# Set task:
Reproduce the listing word for word. Skip any image.

# Provided information:

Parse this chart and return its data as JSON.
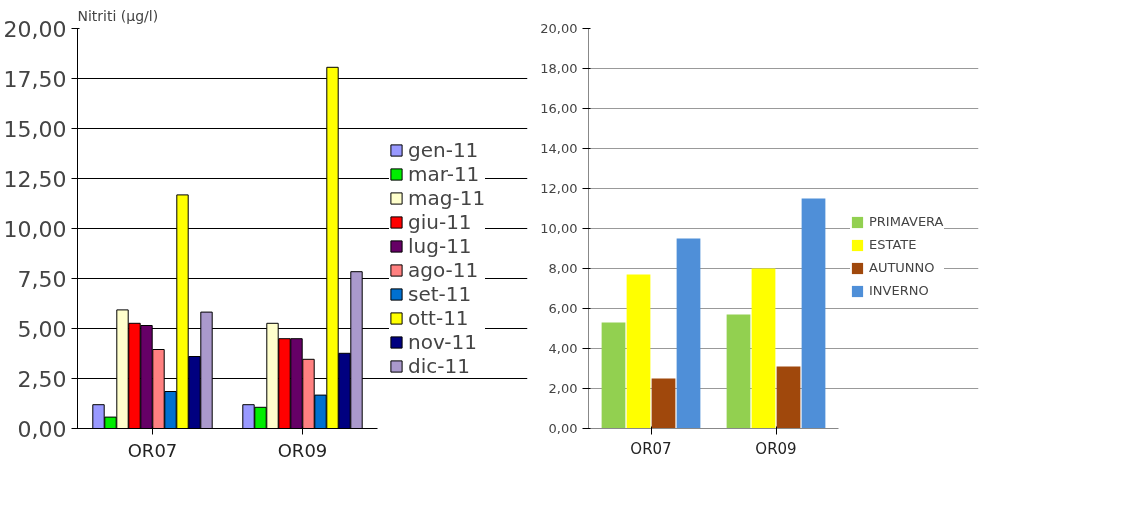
{
  "chart_data": [
    {
      "type": "bar",
      "title": "Nitriti (µg/l)",
      "categories": [
        "OR07",
        "OR09"
      ],
      "series": [
        {
          "name": "gen-11",
          "color": "#9999ff",
          "values": [
            1.19,
            1.19
          ]
        },
        {
          "name": "mar-11",
          "color": "#00ee00",
          "values": [
            0.57,
            1.06
          ]
        },
        {
          "name": "mag-11",
          "color": "#ffffcc",
          "values": [
            5.93,
            5.26
          ]
        },
        {
          "name": "giu-11",
          "color": "#ff0000",
          "values": [
            5.26,
            4.49
          ]
        },
        {
          "name": "lug-11",
          "color": "#660066",
          "values": [
            5.15,
            4.49
          ]
        },
        {
          "name": "ago-11",
          "color": "#ff8080",
          "values": [
            3.95,
            3.46
          ]
        },
        {
          "name": "set-11",
          "color": "#0070d0",
          "values": [
            1.85,
            1.67
          ]
        },
        {
          "name": "ott-11",
          "color": "#ffff00",
          "values": [
            11.68,
            18.06
          ]
        },
        {
          "name": "nov-11",
          "color": "#000080",
          "values": [
            3.6,
            3.76
          ]
        },
        {
          "name": "dic-11",
          "color": "#aa99cc",
          "values": [
            5.82,
            7.84
          ]
        }
      ],
      "ylim": [
        0,
        20
      ],
      "yticks": [
        {
          "value": 0,
          "label": "0,00"
        },
        {
          "value": 2.5,
          "label": "2,50"
        },
        {
          "value": 5,
          "label": "5,00"
        },
        {
          "value": 7.5,
          "label": "7,50"
        },
        {
          "value": 10,
          "label": "10,00"
        },
        {
          "value": 12.5,
          "label": "12,50"
        },
        {
          "value": 15,
          "label": "15,00"
        },
        {
          "value": 17.5,
          "label": "17,50"
        },
        {
          "value": 20,
          "label": "20,00"
        }
      ],
      "grid": "y",
      "legend": "right"
    },
    {
      "type": "bar",
      "categories": [
        "OR07",
        "OR09"
      ],
      "series": [
        {
          "name": "PRIMAVERA",
          "color": "#92d050",
          "values": [
            5.3,
            5.7
          ]
        },
        {
          "name": "ESTATE",
          "color": "#ffff00",
          "values": [
            7.7,
            8.0
          ]
        },
        {
          "name": "AUTUNNO",
          "color": "#a0480c",
          "values": [
            2.5,
            3.1
          ]
        },
        {
          "name": "INVERNO",
          "color": "#4f8fd8",
          "values": [
            9.5,
            11.5
          ]
        }
      ],
      "ylim": [
        0,
        20
      ],
      "yticks": [
        {
          "value": 0,
          "label": "0,00"
        },
        {
          "value": 2,
          "label": "2,00"
        },
        {
          "value": 4,
          "label": "4,00"
        },
        {
          "value": 6,
          "label": "6,00"
        },
        {
          "value": 8,
          "label": "8,00"
        },
        {
          "value": 10,
          "label": "10,00"
        },
        {
          "value": 12,
          "label": "12,00"
        },
        {
          "value": 14,
          "label": "14,00"
        },
        {
          "value": 16,
          "label": "16,00"
        },
        {
          "value": 18,
          "label": "18,00"
        },
        {
          "value": 20,
          "label": "20,00"
        }
      ],
      "grid": "y",
      "legend": "right"
    }
  ]
}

# Exercise solution:
Parse this chart and return its data as JSON.
{
  "chart_data": [
    {
      "type": "bar",
      "title": "Nitriti (µg/l)",
      "categories": [
        "OR07",
        "OR09"
      ],
      "series": [
        {
          "name": "gen-11",
          "color": "#9999ff",
          "values": [
            1.19,
            1.19
          ]
        },
        {
          "name": "mar-11",
          "color": "#00ee00",
          "values": [
            0.57,
            1.06
          ]
        },
        {
          "name": "mag-11",
          "color": "#ffffcc",
          "values": [
            5.93,
            5.26
          ]
        },
        {
          "name": "giu-11",
          "color": "#ff0000",
          "values": [
            5.26,
            4.49
          ]
        },
        {
          "name": "lug-11",
          "color": "#660066",
          "values": [
            5.15,
            4.49
          ]
        },
        {
          "name": "ago-11",
          "color": "#ff8080",
          "values": [
            3.95,
            3.46
          ]
        },
        {
          "name": "set-11",
          "color": "#0070d0",
          "values": [
            1.85,
            1.67
          ]
        },
        {
          "name": "ott-11",
          "color": "#ffff00",
          "values": [
            11.68,
            18.06
          ]
        },
        {
          "name": "nov-11",
          "color": "#000080",
          "values": [
            3.6,
            3.76
          ]
        },
        {
          "name": "dic-11",
          "color": "#aa99cc",
          "values": [
            5.82,
            7.84
          ]
        }
      ],
      "ylim": [
        0,
        20
      ],
      "yticks": [
        {
          "value": 0,
          "label": "0,00"
        },
        {
          "value": 2.5,
          "label": "2,50"
        },
        {
          "value": 5,
          "label": "5,00"
        },
        {
          "value": 7.5,
          "label": "7,50"
        },
        {
          "value": 10,
          "label": "10,00"
        },
        {
          "value": 12.5,
          "label": "12,50"
        },
        {
          "value": 15,
          "label": "15,00"
        },
        {
          "value": 17.5,
          "label": "17,50"
        },
        {
          "value": 20,
          "label": "20,00"
        }
      ],
      "grid": "y",
      "legend": "right"
    },
    {
      "type": "bar",
      "categories": [
        "OR07",
        "OR09"
      ],
      "series": [
        {
          "name": "PRIMAVERA",
          "color": "#92d050",
          "values": [
            5.3,
            5.7
          ]
        },
        {
          "name": "ESTATE",
          "color": "#ffff00",
          "values": [
            7.7,
            8.0
          ]
        },
        {
          "name": "AUTUNNO",
          "color": "#a0480c",
          "values": [
            2.5,
            3.1
          ]
        },
        {
          "name": "INVERNO",
          "color": "#4f8fd8",
          "values": [
            9.5,
            11.5
          ]
        }
      ],
      "ylim": [
        0,
        20
      ],
      "yticks": [
        {
          "value": 0,
          "label": "0,00"
        },
        {
          "value": 2,
          "label": "2,00"
        },
        {
          "value": 4,
          "label": "4,00"
        },
        {
          "value": 6,
          "label": "6,00"
        },
        {
          "value": 8,
          "label": "8,00"
        },
        {
          "value": 10,
          "label": "10,00"
        },
        {
          "value": 12,
          "label": "12,00"
        },
        {
          "value": 14,
          "label": "14,00"
        },
        {
          "value": 16,
          "label": "16,00"
        },
        {
          "value": 18,
          "label": "18,00"
        },
        {
          "value": 20,
          "label": "20,00"
        }
      ],
      "grid": "y",
      "legend": "right"
    }
  ]
}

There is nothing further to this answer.